=== Selection ===

‘Into the Wild’

If you’re going on a solo adventure, what would you bring?

A few months ago, I streamed Into The Wild on Netflix. Sean Penn directed the film, which was based on Jon Krakauer’s bestselling book. The read per se is timeless and has been studied in schools across the US. The adaptation was no slouch either, even being nominated for Oscars.

The movie

Emile Hirsch portrayed Christopher McCandless, the main character. He studied at Emory University. Upon graduation, his parents bought him new wheels. Chris was apoplectic. His 1970s ride worked just fine.

‘Things, things, things,’ he said, shaking his head. Chris returned the money that his parents gave him.

The trappings of modern society disinterested him. He did not want creature comforts: a new car, fancy clothes, a big house. The four walls of the classroom suffocated him and he believed that real learning was out in the field. Wining and dining at the finest establishments meant little. He would rather curl up and read a book. Indeed, he was fed up with living in the secular world. He wanted to explore, to roam, to live. He longed to pack up and subsist out of his rucksack.

He changed his name to Alexander Supertramp. He treks to Mexico, where he meets some hippies. Even when promised accomodation, he opts to sleep rough. He goes to this gathering, where he encounters a sweet teener (portrayed by Kristen Stewart). He refuses her advances as she was underage. In Salton City, he also meets this senior and they connect. The oldie tries to adopt him but Alex, while tempted, leaves instead.He then continues, alone, to Alaska.

Bare essentials

Finding someone who’d forsake all the material goods in his life is rare. Selflessness is not ingrained to humans. No one would turn down a brand new vehicle. Watching this movie made me reconsider my priorities. If you’d strip a person to bare essentials, what would this entail? What makes the cut? What would be left off?

Imagine following Alexander’s lead to Alaska. Or, perhaps, to walk the Camino. You are only allowed one big bag. What would you stuff in it?

I would probably include four sets of clothes. Two thermal tops and two jumpers. Two long johns and two thick pants. I might throw in an extra tee. I would likewise include a scarf. I heard it gets chilly in Alaska. Meanwhile, for outerwear, I would bring this down jacket from Kathmandu. It kept me warm when I last visited the snow. I might need to add a ski jacket down the line. I’d also bring five sets of underwear, although I doubt Supertramp was as liberal. Don’t forget the socks, either; three would suffice.

=== Data section ===
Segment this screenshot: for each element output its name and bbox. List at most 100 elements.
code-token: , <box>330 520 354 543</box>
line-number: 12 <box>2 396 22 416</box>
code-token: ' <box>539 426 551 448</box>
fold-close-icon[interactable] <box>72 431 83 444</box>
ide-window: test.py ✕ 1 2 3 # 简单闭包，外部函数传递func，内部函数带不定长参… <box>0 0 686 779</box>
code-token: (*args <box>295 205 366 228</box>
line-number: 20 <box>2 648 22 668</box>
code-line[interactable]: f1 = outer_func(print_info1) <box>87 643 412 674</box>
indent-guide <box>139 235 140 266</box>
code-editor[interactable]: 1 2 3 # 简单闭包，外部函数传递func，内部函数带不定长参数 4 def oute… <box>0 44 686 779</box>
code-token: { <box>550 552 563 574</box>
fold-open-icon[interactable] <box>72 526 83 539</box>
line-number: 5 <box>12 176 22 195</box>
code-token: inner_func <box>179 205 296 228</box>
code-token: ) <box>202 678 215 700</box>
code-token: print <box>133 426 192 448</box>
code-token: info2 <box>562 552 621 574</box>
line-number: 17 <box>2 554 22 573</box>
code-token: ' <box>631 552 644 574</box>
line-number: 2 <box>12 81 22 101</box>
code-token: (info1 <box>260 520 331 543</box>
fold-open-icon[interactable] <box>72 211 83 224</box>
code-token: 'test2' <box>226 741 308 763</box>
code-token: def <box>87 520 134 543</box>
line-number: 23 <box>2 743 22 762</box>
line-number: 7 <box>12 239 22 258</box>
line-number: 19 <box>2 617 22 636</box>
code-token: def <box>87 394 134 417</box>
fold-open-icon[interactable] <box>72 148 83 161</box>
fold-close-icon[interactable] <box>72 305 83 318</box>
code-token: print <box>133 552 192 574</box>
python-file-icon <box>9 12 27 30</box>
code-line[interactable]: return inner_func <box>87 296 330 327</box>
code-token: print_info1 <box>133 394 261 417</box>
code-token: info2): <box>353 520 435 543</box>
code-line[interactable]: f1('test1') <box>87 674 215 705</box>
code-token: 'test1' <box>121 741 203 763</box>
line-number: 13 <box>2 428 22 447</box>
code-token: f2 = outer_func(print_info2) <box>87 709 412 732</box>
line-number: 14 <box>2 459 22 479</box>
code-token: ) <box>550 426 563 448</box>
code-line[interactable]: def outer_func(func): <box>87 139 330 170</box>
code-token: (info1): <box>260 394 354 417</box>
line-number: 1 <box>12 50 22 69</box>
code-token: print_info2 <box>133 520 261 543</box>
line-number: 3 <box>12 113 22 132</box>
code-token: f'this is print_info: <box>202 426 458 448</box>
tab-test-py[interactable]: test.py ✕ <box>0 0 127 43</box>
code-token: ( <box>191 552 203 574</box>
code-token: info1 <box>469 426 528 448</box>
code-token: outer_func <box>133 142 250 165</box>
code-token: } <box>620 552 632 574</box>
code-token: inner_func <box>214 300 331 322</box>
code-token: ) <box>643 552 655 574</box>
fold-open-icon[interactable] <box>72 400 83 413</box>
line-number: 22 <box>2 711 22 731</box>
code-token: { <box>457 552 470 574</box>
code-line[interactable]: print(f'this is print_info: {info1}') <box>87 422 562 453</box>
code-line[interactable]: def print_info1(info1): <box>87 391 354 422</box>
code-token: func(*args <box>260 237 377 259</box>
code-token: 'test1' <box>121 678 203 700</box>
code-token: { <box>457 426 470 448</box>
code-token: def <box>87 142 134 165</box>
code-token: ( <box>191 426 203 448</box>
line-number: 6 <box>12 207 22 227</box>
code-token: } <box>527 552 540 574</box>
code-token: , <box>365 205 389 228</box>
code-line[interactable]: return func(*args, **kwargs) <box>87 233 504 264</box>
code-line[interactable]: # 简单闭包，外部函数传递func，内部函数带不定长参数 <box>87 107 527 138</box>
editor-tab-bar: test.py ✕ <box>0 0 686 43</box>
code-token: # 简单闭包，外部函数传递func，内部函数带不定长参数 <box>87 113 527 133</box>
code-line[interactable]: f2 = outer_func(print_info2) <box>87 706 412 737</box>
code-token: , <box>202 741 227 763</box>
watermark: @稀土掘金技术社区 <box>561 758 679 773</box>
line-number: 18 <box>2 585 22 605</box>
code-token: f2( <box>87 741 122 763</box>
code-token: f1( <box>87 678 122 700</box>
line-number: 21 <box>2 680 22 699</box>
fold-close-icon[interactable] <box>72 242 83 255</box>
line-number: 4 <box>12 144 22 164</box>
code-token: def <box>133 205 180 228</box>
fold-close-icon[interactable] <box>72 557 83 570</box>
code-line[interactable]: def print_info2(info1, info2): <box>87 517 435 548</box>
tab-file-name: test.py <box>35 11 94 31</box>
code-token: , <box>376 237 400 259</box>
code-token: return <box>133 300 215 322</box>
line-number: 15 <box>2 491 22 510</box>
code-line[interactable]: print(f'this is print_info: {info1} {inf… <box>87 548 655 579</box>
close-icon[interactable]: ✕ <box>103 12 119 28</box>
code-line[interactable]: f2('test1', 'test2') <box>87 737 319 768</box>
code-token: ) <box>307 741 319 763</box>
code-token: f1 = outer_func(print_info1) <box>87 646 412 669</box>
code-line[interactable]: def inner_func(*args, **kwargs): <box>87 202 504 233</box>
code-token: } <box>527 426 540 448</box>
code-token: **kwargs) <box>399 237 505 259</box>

=== Objective 1 ===
Reproduce everything in the Into the Wild post from "I would probably" down to "three would suffice.".
=== Objective 2 ===
Summarize the Into the Wild post in two sentences.
The data comes from a different source than the Into the Wild post.

=== Solution 1 ===
I would probably include four sets of clothes. Two thermal tops and two jumpers. Two long johns and two thick pants. I might throw in an extra tee. I would likewise include a scarf. I heard it gets chilly in Alaska. Meanwhile, for outerwear, I would bring this down jacket from Kathmandu. It kept me warm when I last visited the snow. I might need to add a ski jacket down the line. I’d also bring five sets of underwear, although I doubt Supertramp was as liberal. Don’t forget the socks, either; three would suffice.

=== Solution 2 ===
The writer streamed Sean Penn's film Into the Wild, based on Jon Krakauer's book, in which Christopher McCandless rejects material comforts, renames himself Alexander Supertramp, and passes through Mexico and Salton City before continuing alone to Alaska. Prompted to reconsider what a person would keep if stripped to bare essentials, the writer lists what would go into one big bag, including several sets of clothes, a scarf, a down jacket, underwear, and socks.